- To be done:
Answer these questions about the passage below on Robert Schneider's book about resentment.
(a) Which press published the book?
(b) In which department and at which university is Schneider a professor?
(c) Which centuries of history does the book look back on?

A new book by Robert Schneider, The Return of Resentment The Rise and Decline and Rise Again of a Political Emotion (University of Chicago Press), explores the term “resentment” to explain political and social movements going back several centuries, while probing the term’s evolving meaning as it is used to describe groups ranging from MAGA followers and Brexit supporters, to Islamic fundamentalists and adherents to identity politics.
Spotlight: Robert Schneider
In the book, Schneider, a Professor in the Department of History within the College of Arts and Sciences at Indiana University Bloomington, both looks back on American, British, and European history from the sixteenth to the twentieth centuries, as well as examines contemporary, twenty-first century political culture, revealing that, “Resentment comes about when people who know one another and otherwise identify with—their neighbors, their community, people they're related to in some way—have departed, in one group’s eyes, from normal expectations, such that now that group feels like they are being left behind, or have suffered some kind of moral injury,” he said.

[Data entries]
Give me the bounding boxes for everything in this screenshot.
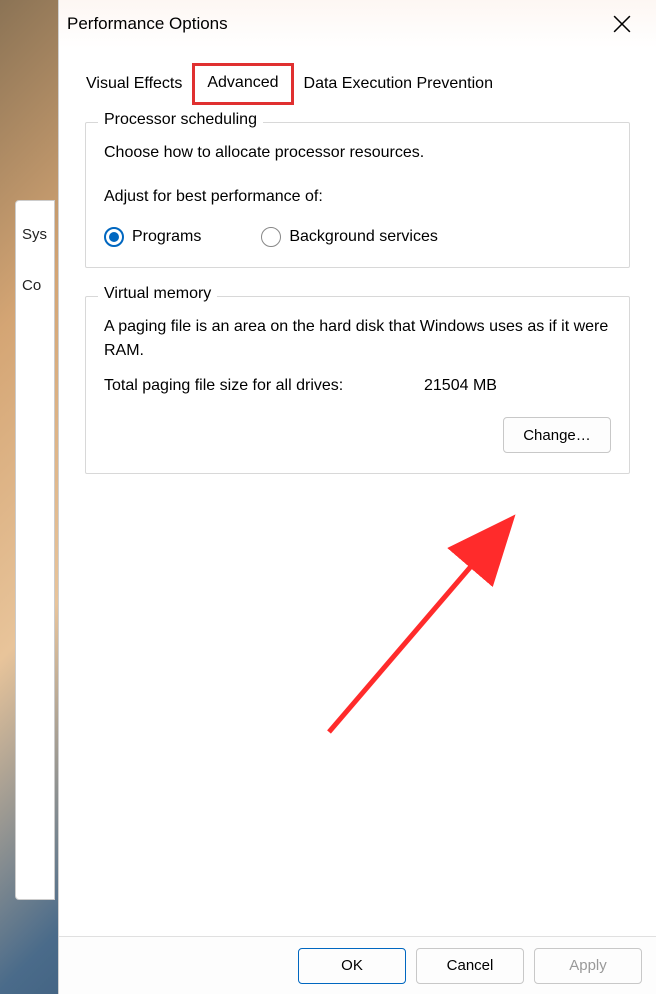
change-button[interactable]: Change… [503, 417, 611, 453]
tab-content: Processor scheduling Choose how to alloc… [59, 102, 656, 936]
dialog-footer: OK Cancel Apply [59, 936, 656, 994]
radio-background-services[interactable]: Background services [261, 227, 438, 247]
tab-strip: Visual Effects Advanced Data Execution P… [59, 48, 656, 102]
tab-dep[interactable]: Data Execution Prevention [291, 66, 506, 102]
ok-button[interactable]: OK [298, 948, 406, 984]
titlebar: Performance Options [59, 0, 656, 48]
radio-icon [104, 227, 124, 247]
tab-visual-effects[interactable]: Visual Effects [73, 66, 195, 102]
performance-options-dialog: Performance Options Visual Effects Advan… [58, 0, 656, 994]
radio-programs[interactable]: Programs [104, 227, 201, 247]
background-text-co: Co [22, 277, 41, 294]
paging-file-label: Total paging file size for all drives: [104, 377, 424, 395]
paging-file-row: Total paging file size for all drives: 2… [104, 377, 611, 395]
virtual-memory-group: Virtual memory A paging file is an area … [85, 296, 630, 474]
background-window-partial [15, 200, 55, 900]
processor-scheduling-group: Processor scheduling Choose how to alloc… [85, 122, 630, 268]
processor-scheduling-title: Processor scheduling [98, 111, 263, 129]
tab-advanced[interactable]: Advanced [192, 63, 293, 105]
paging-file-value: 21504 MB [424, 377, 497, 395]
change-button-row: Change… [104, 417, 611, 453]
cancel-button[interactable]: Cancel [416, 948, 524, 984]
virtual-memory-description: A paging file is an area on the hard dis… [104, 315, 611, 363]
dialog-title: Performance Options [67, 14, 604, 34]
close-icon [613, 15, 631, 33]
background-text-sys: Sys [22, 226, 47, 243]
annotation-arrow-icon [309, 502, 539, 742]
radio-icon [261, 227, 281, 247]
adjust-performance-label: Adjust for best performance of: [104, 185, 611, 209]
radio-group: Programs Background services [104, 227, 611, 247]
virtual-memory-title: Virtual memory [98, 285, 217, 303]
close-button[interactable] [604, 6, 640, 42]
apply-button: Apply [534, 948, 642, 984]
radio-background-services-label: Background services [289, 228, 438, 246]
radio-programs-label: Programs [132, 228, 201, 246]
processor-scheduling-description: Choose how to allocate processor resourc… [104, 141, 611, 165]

- Correct result:
(a) University of Chicago Press
(b) The Department of History, within the College of Arts and Sciences at Indiana University Bloomington
(c) The sixteenth to the twentieth centuries